Supplied information:
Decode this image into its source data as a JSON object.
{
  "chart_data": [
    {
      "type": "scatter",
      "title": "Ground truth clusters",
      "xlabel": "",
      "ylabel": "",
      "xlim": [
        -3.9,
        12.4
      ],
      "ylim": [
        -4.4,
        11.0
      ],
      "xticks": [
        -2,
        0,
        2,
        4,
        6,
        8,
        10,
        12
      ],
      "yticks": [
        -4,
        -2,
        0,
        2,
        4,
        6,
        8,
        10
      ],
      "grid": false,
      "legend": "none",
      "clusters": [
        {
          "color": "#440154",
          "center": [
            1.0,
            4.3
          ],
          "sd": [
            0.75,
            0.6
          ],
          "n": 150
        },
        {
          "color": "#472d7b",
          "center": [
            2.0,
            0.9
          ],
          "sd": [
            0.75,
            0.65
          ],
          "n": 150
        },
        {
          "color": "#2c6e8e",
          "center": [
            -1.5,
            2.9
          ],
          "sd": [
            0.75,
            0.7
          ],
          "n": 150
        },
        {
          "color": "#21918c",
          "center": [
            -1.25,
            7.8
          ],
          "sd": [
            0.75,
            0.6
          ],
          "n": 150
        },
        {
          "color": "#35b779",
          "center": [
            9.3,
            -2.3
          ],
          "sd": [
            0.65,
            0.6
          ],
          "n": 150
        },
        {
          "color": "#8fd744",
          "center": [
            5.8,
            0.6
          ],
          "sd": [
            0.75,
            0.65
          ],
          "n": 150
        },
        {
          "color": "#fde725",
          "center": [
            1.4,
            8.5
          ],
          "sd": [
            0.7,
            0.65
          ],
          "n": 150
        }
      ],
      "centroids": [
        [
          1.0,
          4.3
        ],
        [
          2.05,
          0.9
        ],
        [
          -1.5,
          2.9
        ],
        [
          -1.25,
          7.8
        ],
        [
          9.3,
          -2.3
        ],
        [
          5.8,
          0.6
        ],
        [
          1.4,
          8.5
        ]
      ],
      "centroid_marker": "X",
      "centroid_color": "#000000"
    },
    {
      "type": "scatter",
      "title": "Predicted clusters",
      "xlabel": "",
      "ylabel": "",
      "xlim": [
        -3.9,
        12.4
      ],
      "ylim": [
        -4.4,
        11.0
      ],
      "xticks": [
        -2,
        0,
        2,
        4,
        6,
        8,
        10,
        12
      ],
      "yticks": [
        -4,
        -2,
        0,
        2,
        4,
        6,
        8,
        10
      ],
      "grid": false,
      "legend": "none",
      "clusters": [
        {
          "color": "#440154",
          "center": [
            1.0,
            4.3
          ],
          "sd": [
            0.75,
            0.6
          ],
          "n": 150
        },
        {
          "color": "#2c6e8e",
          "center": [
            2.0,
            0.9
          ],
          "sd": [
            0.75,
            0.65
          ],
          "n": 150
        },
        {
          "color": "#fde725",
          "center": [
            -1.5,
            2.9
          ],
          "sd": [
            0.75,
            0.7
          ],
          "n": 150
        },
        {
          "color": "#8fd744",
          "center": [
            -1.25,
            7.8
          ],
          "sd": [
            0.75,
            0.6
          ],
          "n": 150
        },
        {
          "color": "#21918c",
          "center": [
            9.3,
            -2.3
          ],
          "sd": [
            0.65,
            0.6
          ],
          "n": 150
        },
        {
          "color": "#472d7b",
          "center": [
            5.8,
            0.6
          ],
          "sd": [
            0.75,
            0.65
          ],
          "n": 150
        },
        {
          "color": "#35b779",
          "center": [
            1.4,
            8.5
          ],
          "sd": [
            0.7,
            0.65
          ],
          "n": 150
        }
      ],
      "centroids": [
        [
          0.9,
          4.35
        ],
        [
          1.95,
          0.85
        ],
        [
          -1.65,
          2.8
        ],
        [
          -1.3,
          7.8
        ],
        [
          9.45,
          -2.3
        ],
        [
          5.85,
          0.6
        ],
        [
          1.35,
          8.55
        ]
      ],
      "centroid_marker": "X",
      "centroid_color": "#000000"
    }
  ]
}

The problem: Pull out each record as written and restate it exactly.

Answer to this task:
Decode this image into its source data as a JSON object.
{
  "chart_data": [
    {
      "type": "scatter",
      "title": "Ground truth clusters",
      "xlabel": "",
      "ylabel": "",
      "xlim": [
        -3.9,
        12.4
      ],
      "ylim": [
        -4.4,
        11.0
      ],
      "xticks": [
        -2,
        0,
        2,
        4,
        6,
        8,
        10,
        12
      ],
      "yticks": [
        -4,
        -2,
        0,
        2,
        4,
        6,
        8,
        10
      ],
      "grid": false,
      "legend": "none",
      "clusters": [
        {
          "color": "#440154",
          "center": [
            1.0,
            4.3
          ],
          "sd": [
            0.75,
            0.6
          ],
          "n": 150
        },
        {
          "color": "#472d7b",
          "center": [
            2.0,
            0.9
          ],
          "sd": [
            0.75,
            0.65
          ],
          "n": 150
        },
        {
          "color": "#2c6e8e",
          "center": [
            -1.5,
            2.9
          ],
          "sd": [
            0.75,
            0.7
          ],
          "n": 150
        },
        {
          "color": "#21918c",
          "center": [
            -1.25,
            7.8
          ],
          "sd": [
            0.75,
            0.6
          ],
          "n": 150
        },
        {
          "color": "#35b779",
          "center": [
            9.3,
            -2.3
          ],
          "sd": [
            0.65,
            0.6
          ],
          "n": 150
        },
        {
          "color": "#8fd744",
          "center": [
            5.8,
            0.6
          ],
          "sd": [
            0.75,
            0.65
          ],
          "n": 150
        },
        {
          "color": "#fde725",
          "center": [
            1.4,
            8.5
          ],
          "sd": [
            0.7,
            0.65
          ],
          "n": 150
        }
      ],
      "centroids": [
        [
          1.0,
          4.3
        ],
        [
          2.05,
          0.9
        ],
        [
          -1.5,
          2.9
        ],
        [
          -1.25,
          7.8
        ],
        [
          9.3,
          -2.3
        ],
        [
          5.8,
          0.6
        ],
        [
          1.4,
          8.5
        ]
      ],
      "centroid_marker": "X",
      "centroid_color": "#000000"
    },
    {
      "type": "scatter",
      "title": "Predicted clusters",
      "xlabel": "",
      "ylabel": "",
      "xlim": [
        -3.9,
        12.4
      ],
      "ylim": [
        -4.4,
        11.0
      ],
      "xticks": [
        -2,
        0,
        2,
        4,
        6,
        8,
        10,
        12
      ],
      "yticks": [
        -4,
        -2,
        0,
        2,
        4,
        6,
        8,
        10
      ],
      "grid": false,
      "legend": "none",
      "clusters": [
        {
          "color": "#440154",
          "center": [
            1.0,
            4.3
          ],
          "sd": [
            0.75,
            0.6
          ],
          "n": 150
        },
        {
          "color": "#2c6e8e",
          "center": [
            2.0,
            0.9
          ],
          "sd": [
            0.75,
            0.65
          ],
          "n": 150
        },
        {
          "color": "#fde725",
          "center": [
            -1.5,
            2.9
          ],
          "sd": [
            0.75,
            0.7
          ],
          "n": 150
        },
        {
          "color": "#8fd744",
          "center": [
            -1.25,
            7.8
          ],
          "sd": [
            0.75,
            0.6
          ],
          "n": 150
        },
        {
          "color": "#21918c",
          "center": [
            9.3,
            -2.3
          ],
          "sd": [
            0.65,
            0.6
          ],
          "n": 150
        },
        {
          "color": "#472d7b",
          "center": [
            5.8,
            0.6
          ],
          "sd": [
            0.75,
            0.65
          ],
          "n": 150
        },
        {
          "color": "#35b779",
          "center": [
            1.4,
            8.5
          ],
          "sd": [
            0.7,
            0.65
          ],
          "n": 150
        }
      ],
      "centroids": [
        [
          0.9,
          4.35
        ],
        [
          1.95,
          0.85
        ],
        [
          -1.65,
          2.8
        ],
        [
          -1.3,
          7.8
        ],
        [
          9.45,
          -2.3
        ],
        [
          5.85,
          0.6
        ],
        [
          1.35,
          8.55
        ]
      ],
      "centroid_marker": "X",
      "centroid_color": "#000000"
    }
  ]
}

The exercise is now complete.